Responda às perguntas a seguir com base no texto de leitura.
1. Qual é o nome científico da murta?
2. A que está ligado o plantio da papoula-do-ópio?
3. O que chama atenção na espatódea?

- **TEXTO DE LEITURA**

• • • •

Ter plantas em casa é algo comum e até mesmo recomendado para deixar o ambiente mais agradável. No entanto, algumas espécies populares podem representar riscos à saúde e ainda gerar multa, justamente por envolverem questões sanitárias e ambientais.
A murta, conhecida cientificamente como Murraya paniculata, é muito usada em cercas vivas. No entanto, ela pode hospedar pragas que afetam plantações cítricas, e por isso seu cultivo é restrito em alguns estados, podendo resultar em penalidades.
Já a papoula-do-ópio, da espécie Papaver somniferum, exige ainda mais atenção. O plantio é controlado por lei no Brasil, justamente por estar ligado à produção de substâncias entorpecentes, o que pode gerar multa e até mesmo consequências criminais.
A espatódea, chamada cientificamente de Spathodea campanulata, chama atenção pelas flores grandes e vibrantes. No entanto, é considerada invasora em diversas regiões, podendo prejudicar espécies nativas e levar a notificações ambientais quando plantada de forma irregular.

• • • •

- **CONTEÚDO DOS DADOS**
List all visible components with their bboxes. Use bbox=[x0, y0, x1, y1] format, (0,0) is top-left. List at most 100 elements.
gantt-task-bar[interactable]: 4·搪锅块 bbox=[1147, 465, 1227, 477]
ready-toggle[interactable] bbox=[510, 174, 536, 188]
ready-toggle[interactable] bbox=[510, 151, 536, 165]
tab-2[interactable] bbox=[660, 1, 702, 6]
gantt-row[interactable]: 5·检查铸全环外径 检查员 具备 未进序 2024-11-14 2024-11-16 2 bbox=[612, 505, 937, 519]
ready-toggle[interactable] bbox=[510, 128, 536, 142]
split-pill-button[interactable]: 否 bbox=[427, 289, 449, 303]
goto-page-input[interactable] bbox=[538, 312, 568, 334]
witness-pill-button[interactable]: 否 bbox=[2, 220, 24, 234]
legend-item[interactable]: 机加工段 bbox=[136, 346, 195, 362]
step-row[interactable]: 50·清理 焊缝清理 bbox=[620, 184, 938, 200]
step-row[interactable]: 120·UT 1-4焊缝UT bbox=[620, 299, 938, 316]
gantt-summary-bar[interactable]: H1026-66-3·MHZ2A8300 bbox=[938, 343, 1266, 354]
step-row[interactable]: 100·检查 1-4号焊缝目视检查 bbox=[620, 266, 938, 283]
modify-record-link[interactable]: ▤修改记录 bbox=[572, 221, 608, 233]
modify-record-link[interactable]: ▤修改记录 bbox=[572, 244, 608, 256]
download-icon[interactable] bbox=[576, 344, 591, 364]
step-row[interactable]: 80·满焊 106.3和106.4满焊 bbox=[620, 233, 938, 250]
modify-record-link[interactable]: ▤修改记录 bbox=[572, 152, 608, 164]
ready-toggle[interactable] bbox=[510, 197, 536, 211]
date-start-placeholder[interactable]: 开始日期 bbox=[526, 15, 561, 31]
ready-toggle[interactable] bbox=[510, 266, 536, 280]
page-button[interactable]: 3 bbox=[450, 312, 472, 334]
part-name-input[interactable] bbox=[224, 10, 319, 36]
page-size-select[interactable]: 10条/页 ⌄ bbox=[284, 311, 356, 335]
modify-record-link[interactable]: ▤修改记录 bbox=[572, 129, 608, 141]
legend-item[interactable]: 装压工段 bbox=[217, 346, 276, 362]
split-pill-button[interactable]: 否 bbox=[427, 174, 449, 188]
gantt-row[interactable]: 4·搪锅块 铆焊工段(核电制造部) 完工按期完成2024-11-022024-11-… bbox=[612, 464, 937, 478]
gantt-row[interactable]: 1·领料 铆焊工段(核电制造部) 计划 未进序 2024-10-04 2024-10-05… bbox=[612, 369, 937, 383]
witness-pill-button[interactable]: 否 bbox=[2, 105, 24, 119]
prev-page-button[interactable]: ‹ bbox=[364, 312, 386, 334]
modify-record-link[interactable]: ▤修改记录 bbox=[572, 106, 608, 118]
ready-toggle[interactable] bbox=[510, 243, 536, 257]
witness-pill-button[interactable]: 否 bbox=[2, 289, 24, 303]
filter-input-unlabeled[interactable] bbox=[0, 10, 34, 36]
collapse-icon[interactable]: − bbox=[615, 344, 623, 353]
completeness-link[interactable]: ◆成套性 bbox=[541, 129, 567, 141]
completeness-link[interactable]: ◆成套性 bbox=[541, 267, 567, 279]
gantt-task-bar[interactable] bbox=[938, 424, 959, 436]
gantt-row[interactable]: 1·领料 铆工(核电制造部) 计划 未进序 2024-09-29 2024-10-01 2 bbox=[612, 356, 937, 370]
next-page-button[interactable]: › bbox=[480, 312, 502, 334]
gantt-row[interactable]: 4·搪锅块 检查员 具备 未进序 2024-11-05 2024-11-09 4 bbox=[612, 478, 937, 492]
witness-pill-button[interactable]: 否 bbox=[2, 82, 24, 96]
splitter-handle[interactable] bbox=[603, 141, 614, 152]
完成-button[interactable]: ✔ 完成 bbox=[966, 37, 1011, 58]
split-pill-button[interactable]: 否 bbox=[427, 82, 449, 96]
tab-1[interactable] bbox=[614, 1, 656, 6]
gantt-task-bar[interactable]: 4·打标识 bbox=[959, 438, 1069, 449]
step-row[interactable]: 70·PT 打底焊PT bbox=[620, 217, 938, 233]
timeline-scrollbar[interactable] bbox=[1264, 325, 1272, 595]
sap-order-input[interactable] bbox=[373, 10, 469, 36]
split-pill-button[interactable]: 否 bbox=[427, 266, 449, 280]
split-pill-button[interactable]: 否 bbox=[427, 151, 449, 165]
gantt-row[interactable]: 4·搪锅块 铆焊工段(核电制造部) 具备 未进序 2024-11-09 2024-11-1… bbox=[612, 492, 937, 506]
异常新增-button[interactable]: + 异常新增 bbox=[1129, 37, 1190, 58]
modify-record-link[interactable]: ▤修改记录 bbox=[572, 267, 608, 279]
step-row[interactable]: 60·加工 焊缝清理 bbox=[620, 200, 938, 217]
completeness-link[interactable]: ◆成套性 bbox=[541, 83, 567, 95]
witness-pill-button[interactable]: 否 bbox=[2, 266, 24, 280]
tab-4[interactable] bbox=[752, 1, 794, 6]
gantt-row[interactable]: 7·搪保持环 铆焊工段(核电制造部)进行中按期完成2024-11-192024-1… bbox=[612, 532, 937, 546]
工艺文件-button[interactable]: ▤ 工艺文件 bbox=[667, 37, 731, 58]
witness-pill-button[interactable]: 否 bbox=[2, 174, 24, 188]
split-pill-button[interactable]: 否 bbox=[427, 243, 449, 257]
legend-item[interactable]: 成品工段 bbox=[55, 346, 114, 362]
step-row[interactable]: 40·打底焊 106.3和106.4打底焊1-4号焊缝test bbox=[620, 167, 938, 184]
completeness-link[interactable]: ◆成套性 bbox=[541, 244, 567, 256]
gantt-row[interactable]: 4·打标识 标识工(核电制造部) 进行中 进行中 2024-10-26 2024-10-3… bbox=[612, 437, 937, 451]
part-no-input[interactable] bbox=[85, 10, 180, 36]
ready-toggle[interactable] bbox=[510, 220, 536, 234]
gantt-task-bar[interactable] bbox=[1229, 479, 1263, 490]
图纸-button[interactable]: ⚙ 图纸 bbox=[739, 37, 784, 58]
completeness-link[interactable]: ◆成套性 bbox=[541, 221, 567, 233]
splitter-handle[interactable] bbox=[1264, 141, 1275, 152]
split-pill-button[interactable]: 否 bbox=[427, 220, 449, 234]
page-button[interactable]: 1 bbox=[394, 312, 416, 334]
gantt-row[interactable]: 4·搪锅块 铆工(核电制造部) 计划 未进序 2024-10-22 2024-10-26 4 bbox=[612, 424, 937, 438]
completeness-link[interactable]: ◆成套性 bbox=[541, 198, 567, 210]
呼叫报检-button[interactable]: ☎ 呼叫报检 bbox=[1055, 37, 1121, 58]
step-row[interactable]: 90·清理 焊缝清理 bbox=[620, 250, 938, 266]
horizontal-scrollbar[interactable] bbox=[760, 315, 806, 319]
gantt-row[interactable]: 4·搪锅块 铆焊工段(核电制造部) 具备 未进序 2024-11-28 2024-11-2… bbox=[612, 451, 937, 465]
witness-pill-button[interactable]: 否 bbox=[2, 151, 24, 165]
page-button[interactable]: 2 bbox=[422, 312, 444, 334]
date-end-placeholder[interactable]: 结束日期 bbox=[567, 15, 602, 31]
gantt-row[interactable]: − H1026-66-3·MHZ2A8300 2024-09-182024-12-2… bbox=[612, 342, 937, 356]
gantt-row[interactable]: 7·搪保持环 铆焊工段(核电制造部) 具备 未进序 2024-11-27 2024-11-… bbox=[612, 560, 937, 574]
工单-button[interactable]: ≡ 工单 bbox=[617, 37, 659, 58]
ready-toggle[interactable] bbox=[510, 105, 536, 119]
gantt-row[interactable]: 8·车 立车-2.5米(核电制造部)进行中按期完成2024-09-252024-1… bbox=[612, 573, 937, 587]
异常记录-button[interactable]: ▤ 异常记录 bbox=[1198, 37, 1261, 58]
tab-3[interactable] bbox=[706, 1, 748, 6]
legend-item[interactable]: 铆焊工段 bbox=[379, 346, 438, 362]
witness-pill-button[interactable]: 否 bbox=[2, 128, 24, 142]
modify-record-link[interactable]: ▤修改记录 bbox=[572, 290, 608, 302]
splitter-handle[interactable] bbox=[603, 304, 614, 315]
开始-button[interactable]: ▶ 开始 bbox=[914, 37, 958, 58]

• • • •

- **SOLUÇÃO ABAIXO**
1. Murraya paniculata.
2. À produção de substâncias entorpecentes.
3. As flores grandes e vibrantes.